Your objective:
Every line of the records must be repeated exactly; pictures stay out.

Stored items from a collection

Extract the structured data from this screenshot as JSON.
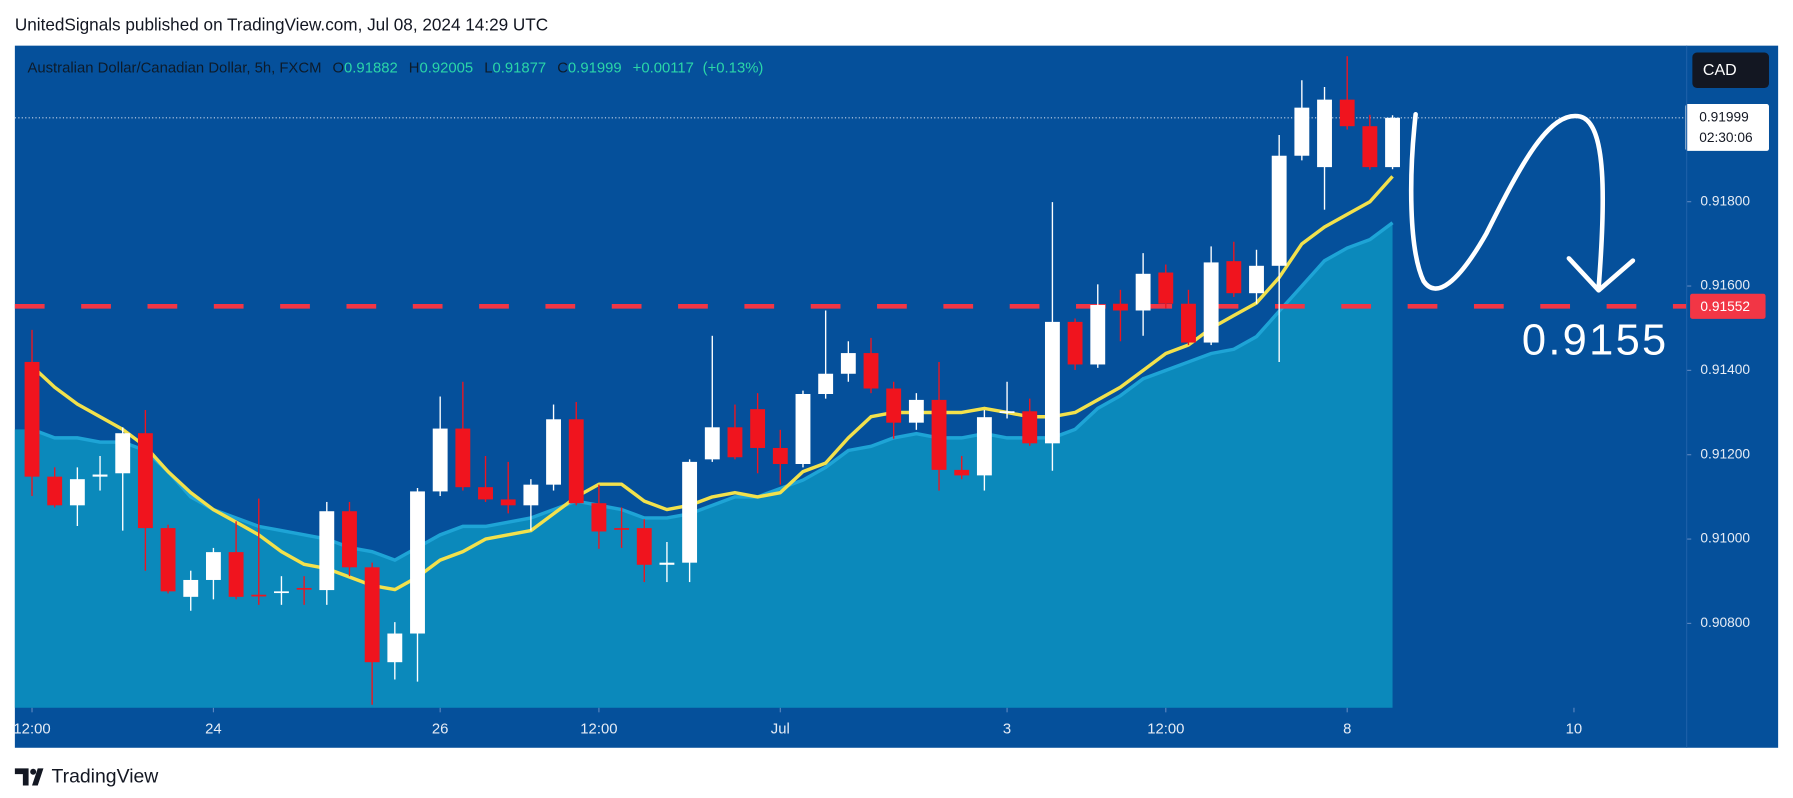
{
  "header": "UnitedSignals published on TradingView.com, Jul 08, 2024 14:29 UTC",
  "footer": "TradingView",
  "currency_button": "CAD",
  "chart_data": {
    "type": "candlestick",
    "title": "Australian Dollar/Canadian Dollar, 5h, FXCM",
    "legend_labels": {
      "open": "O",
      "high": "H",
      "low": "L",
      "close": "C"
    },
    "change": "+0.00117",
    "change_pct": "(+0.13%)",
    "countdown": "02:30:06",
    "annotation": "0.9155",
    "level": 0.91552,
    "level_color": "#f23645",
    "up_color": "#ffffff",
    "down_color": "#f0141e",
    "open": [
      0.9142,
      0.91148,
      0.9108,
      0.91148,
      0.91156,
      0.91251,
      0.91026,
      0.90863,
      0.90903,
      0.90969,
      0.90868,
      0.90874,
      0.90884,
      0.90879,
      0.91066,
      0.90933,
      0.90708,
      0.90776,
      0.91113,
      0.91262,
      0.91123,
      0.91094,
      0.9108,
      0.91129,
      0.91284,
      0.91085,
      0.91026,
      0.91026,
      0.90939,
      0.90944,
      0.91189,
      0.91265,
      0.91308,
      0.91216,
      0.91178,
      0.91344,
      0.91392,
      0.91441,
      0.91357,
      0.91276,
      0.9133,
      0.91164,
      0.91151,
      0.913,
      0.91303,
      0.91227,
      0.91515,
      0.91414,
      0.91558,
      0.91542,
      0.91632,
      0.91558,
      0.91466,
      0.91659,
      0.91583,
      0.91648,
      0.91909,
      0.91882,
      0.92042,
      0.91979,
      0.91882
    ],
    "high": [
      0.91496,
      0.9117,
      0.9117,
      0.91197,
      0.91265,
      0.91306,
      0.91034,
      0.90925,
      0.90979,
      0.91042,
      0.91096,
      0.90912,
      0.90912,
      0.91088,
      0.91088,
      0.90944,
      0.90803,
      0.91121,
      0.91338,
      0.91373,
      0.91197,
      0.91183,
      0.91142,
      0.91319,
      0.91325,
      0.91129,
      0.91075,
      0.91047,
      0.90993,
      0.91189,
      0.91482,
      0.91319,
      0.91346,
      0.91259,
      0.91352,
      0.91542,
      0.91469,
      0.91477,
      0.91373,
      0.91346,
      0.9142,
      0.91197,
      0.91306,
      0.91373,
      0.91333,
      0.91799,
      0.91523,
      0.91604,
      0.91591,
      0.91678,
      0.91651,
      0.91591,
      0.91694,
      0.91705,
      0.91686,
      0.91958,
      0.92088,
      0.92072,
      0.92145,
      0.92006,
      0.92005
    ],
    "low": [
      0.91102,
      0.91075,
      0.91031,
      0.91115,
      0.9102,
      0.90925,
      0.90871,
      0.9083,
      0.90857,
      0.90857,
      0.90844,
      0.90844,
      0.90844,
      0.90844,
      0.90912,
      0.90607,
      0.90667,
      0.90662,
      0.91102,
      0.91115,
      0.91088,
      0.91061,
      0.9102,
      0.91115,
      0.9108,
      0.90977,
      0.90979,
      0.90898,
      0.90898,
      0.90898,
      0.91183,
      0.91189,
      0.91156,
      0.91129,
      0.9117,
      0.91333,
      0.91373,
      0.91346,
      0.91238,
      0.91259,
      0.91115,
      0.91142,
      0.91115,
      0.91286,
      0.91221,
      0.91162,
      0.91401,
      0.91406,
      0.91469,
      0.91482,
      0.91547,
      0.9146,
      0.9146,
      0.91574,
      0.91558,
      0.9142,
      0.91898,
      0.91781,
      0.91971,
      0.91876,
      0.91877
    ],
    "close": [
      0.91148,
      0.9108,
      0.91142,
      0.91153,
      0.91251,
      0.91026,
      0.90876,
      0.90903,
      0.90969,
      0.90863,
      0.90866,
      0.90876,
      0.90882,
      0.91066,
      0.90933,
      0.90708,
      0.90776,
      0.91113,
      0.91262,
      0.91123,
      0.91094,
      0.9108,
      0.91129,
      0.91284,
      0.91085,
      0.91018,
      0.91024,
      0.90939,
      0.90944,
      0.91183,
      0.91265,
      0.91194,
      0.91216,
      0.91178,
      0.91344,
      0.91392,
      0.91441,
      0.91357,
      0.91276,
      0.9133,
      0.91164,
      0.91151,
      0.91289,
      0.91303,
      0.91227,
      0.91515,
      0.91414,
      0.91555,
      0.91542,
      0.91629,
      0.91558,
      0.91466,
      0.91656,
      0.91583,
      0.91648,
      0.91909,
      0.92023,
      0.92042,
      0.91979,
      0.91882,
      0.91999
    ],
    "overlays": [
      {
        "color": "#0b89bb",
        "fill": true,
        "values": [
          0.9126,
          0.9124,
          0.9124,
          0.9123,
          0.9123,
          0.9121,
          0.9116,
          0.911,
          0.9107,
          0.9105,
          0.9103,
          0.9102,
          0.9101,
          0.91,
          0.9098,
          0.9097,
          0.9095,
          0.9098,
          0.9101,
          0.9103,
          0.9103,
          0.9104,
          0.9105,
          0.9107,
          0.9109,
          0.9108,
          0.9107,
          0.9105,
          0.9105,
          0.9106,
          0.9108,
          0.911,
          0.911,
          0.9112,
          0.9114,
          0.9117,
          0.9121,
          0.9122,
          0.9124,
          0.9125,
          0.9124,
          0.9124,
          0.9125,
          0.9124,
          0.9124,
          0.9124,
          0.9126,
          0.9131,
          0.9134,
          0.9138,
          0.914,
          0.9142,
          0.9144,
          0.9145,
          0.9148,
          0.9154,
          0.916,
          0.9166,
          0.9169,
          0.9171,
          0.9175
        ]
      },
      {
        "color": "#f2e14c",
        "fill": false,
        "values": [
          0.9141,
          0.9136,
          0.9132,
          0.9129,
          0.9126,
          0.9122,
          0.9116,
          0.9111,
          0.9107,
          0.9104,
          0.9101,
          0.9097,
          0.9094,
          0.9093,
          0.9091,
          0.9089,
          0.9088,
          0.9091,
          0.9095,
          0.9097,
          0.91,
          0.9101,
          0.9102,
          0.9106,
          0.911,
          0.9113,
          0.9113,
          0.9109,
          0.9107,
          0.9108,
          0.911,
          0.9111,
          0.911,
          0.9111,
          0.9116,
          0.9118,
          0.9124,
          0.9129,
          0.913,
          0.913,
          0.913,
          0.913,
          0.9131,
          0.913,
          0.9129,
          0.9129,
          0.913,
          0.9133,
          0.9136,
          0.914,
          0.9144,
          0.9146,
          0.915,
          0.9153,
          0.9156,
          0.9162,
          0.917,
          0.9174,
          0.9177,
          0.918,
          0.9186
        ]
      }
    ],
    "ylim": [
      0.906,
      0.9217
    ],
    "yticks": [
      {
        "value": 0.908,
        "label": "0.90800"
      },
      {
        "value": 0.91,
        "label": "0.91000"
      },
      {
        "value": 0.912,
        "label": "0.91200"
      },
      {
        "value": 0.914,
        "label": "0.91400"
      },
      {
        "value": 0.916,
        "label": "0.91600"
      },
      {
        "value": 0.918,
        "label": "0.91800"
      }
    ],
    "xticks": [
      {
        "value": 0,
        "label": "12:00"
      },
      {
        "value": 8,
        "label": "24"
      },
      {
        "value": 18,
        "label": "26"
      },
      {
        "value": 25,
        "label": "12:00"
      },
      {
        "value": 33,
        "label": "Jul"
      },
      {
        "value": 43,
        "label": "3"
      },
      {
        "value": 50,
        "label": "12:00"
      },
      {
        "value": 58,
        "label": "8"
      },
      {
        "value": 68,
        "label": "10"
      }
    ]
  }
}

Correct output:
Extract the structured data from this screenshot as JSON.
{
  "header": "UnitedSignals published on TradingView.com, Jul 08, 2024 14:29 UTC",
  "footer": "TradingView",
  "currency_button": "CAD",
  "chart_data": {
    "type": "candlestick",
    "title": "Australian Dollar/Canadian Dollar, 5h, FXCM",
    "legend_labels": {
      "open": "O",
      "high": "H",
      "low": "L",
      "close": "C"
    },
    "change": "+0.00117",
    "change_pct": "(+0.13%)",
    "countdown": "02:30:06",
    "annotation": "0.9155",
    "level": 0.91552,
    "level_color": "#f23645",
    "up_color": "#ffffff",
    "down_color": "#f0141e",
    "open": [
      0.9142,
      0.91148,
      0.9108,
      0.91148,
      0.91156,
      0.91251,
      0.91026,
      0.90863,
      0.90903,
      0.90969,
      0.90868,
      0.90874,
      0.90884,
      0.90879,
      0.91066,
      0.90933,
      0.90708,
      0.90776,
      0.91113,
      0.91262,
      0.91123,
      0.91094,
      0.9108,
      0.91129,
      0.91284,
      0.91085,
      0.91026,
      0.91026,
      0.90939,
      0.90944,
      0.91189,
      0.91265,
      0.91308,
      0.91216,
      0.91178,
      0.91344,
      0.91392,
      0.91441,
      0.91357,
      0.91276,
      0.9133,
      0.91164,
      0.91151,
      0.913,
      0.91303,
      0.91227,
      0.91515,
      0.91414,
      0.91558,
      0.91542,
      0.91632,
      0.91558,
      0.91466,
      0.91659,
      0.91583,
      0.91648,
      0.91909,
      0.91882,
      0.92042,
      0.91979,
      0.91882
    ],
    "high": [
      0.91496,
      0.9117,
      0.9117,
      0.91197,
      0.91265,
      0.91306,
      0.91034,
      0.90925,
      0.90979,
      0.91042,
      0.91096,
      0.90912,
      0.90912,
      0.91088,
      0.91088,
      0.90944,
      0.90803,
      0.91121,
      0.91338,
      0.91373,
      0.91197,
      0.91183,
      0.91142,
      0.91319,
      0.91325,
      0.91129,
      0.91075,
      0.91047,
      0.90993,
      0.91189,
      0.91482,
      0.91319,
      0.91346,
      0.91259,
      0.91352,
      0.91542,
      0.91469,
      0.91477,
      0.91373,
      0.91346,
      0.9142,
      0.91197,
      0.91306,
      0.91373,
      0.91333,
      0.91799,
      0.91523,
      0.91604,
      0.91591,
      0.91678,
      0.91651,
      0.91591,
      0.91694,
      0.91705,
      0.91686,
      0.91958,
      0.92088,
      0.92072,
      0.92145,
      0.92006,
      0.92005
    ],
    "low": [
      0.91102,
      0.91075,
      0.91031,
      0.91115,
      0.9102,
      0.90925,
      0.90871,
      0.9083,
      0.90857,
      0.90857,
      0.90844,
      0.90844,
      0.90844,
      0.90844,
      0.90912,
      0.90607,
      0.90667,
      0.90662,
      0.91102,
      0.91115,
      0.91088,
      0.91061,
      0.9102,
      0.91115,
      0.9108,
      0.90977,
      0.90979,
      0.90898,
      0.90898,
      0.90898,
      0.91183,
      0.91189,
      0.91156,
      0.91129,
      0.9117,
      0.91333,
      0.91373,
      0.91346,
      0.91238,
      0.91259,
      0.91115,
      0.91142,
      0.91115,
      0.91286,
      0.91221,
      0.91162,
      0.91401,
      0.91406,
      0.91469,
      0.91482,
      0.91547,
      0.9146,
      0.9146,
      0.91574,
      0.91558,
      0.9142,
      0.91898,
      0.91781,
      0.91971,
      0.91876,
      0.91877
    ],
    "close": [
      0.91148,
      0.9108,
      0.91142,
      0.91153,
      0.91251,
      0.91026,
      0.90876,
      0.90903,
      0.90969,
      0.90863,
      0.90866,
      0.90876,
      0.90882,
      0.91066,
      0.90933,
      0.90708,
      0.90776,
      0.91113,
      0.91262,
      0.91123,
      0.91094,
      0.9108,
      0.91129,
      0.91284,
      0.91085,
      0.91018,
      0.91024,
      0.90939,
      0.90944,
      0.91183,
      0.91265,
      0.91194,
      0.91216,
      0.91178,
      0.91344,
      0.91392,
      0.91441,
      0.91357,
      0.91276,
      0.9133,
      0.91164,
      0.91151,
      0.91289,
      0.91303,
      0.91227,
      0.91515,
      0.91414,
      0.91555,
      0.91542,
      0.91629,
      0.91558,
      0.91466,
      0.91656,
      0.91583,
      0.91648,
      0.91909,
      0.92023,
      0.92042,
      0.91979,
      0.91882,
      0.91999
    ],
    "overlays": [
      {
        "color": "#0b89bb",
        "fill": true,
        "values": [
          0.9126,
          0.9124,
          0.9124,
          0.9123,
          0.9123,
          0.9121,
          0.9116,
          0.911,
          0.9107,
          0.9105,
          0.9103,
          0.9102,
          0.9101,
          0.91,
          0.9098,
          0.9097,
          0.9095,
          0.9098,
          0.9101,
          0.9103,
          0.9103,
          0.9104,
          0.9105,
          0.9107,
          0.9109,
          0.9108,
          0.9107,
          0.9105,
          0.9105,
          0.9106,
          0.9108,
          0.911,
          0.911,
          0.9112,
          0.9114,
          0.9117,
          0.9121,
          0.9122,
          0.9124,
          0.9125,
          0.9124,
          0.9124,
          0.9125,
          0.9124,
          0.9124,
          0.9124,
          0.9126,
          0.9131,
          0.9134,
          0.9138,
          0.914,
          0.9142,
          0.9144,
          0.9145,
          0.9148,
          0.9154,
          0.916,
          0.9166,
          0.9169,
          0.9171,
          0.9175
        ]
      },
      {
        "color": "#f2e14c",
        "fill": false,
        "values": [
          0.9141,
          0.9136,
          0.9132,
          0.9129,
          0.9126,
          0.9122,
          0.9116,
          0.9111,
          0.9107,
          0.9104,
          0.9101,
          0.9097,
          0.9094,
          0.9093,
          0.9091,
          0.9089,
          0.9088,
          0.9091,
          0.9095,
          0.9097,
          0.91,
          0.9101,
          0.9102,
          0.9106,
          0.911,
          0.9113,
          0.9113,
          0.9109,
          0.9107,
          0.9108,
          0.911,
          0.9111,
          0.911,
          0.9111,
          0.9116,
          0.9118,
          0.9124,
          0.9129,
          0.913,
          0.913,
          0.913,
          0.913,
          0.9131,
          0.913,
          0.9129,
          0.9129,
          0.913,
          0.9133,
          0.9136,
          0.914,
          0.9144,
          0.9146,
          0.915,
          0.9153,
          0.9156,
          0.9162,
          0.917,
          0.9174,
          0.9177,
          0.918,
          0.9186
        ]
      }
    ],
    "ylim": [
      0.906,
      0.9217
    ],
    "yticks": [
      {
        "value": 0.908,
        "label": "0.90800"
      },
      {
        "value": 0.91,
        "label": "0.91000"
      },
      {
        "value": 0.912,
        "label": "0.91200"
      },
      {
        "value": 0.914,
        "label": "0.91400"
      },
      {
        "value": 0.916,
        "label": "0.91600"
      },
      {
        "value": 0.918,
        "label": "0.91800"
      }
    ],
    "xticks": [
      {
        "value": 0,
        "label": "12:00"
      },
      {
        "value": 8,
        "label": "24"
      },
      {
        "value": 18,
        "label": "26"
      },
      {
        "value": 25,
        "label": "12:00"
      },
      {
        "value": 33,
        "label": "Jul"
      },
      {
        "value": 43,
        "label": "3"
      },
      {
        "value": 50,
        "label": "12:00"
      },
      {
        "value": 58,
        "label": "8"
      },
      {
        "value": 68,
        "label": "10"
      }
    ]
  }
}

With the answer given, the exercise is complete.